══ Data to process
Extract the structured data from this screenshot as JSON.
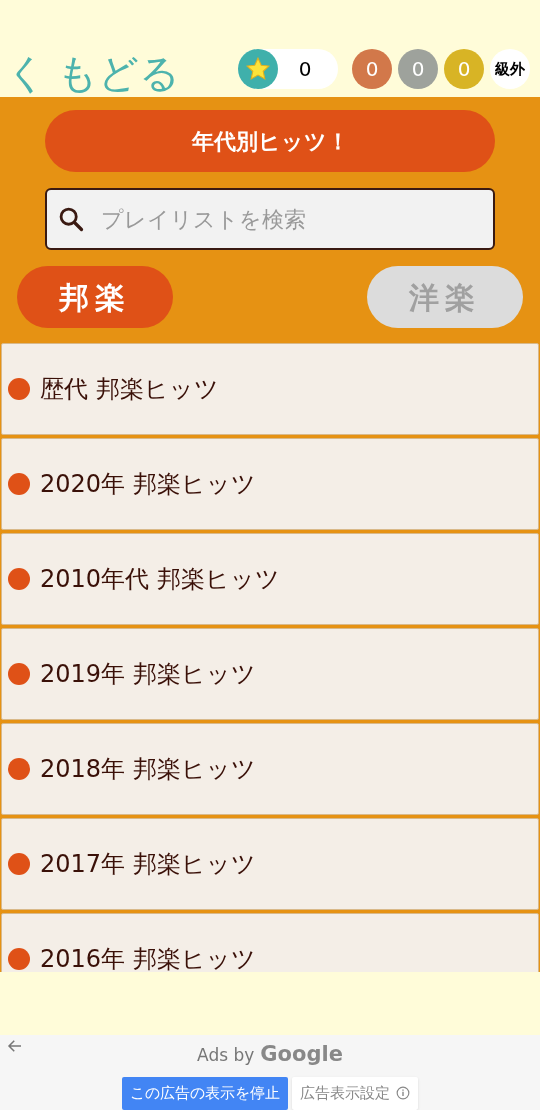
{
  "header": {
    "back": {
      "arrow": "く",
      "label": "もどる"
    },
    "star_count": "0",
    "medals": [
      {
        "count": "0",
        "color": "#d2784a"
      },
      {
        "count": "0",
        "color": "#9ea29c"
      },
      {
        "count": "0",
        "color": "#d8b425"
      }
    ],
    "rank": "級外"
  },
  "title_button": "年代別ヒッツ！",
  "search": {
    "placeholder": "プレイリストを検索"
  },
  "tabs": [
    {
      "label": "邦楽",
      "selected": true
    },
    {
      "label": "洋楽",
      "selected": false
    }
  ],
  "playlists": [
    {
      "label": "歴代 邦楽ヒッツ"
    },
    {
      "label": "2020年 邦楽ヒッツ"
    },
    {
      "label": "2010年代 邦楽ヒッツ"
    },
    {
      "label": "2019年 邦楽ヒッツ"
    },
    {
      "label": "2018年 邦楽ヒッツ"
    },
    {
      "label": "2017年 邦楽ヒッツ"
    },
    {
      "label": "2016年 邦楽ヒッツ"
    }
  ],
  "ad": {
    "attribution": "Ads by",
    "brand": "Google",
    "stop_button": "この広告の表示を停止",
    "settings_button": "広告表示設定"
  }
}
════
» **What the task requires**:
Scan the material above. Extract every line in which the word "label" occurs.

» **The response**:
      "label": "もどる"
      "label": "邦楽",
      "label": "洋楽",
      "label": "歴代 邦楽ヒッツ"
      "label": "2020年 邦楽ヒッツ"
      "label": "2010年代 邦楽ヒッツ"
      "label": "2019年 邦楽ヒッツ"
      "label": "2018年 邦楽ヒッツ"
      "label": "2017年 邦楽ヒッツ"
      "label": "2016年 邦楽ヒッツ"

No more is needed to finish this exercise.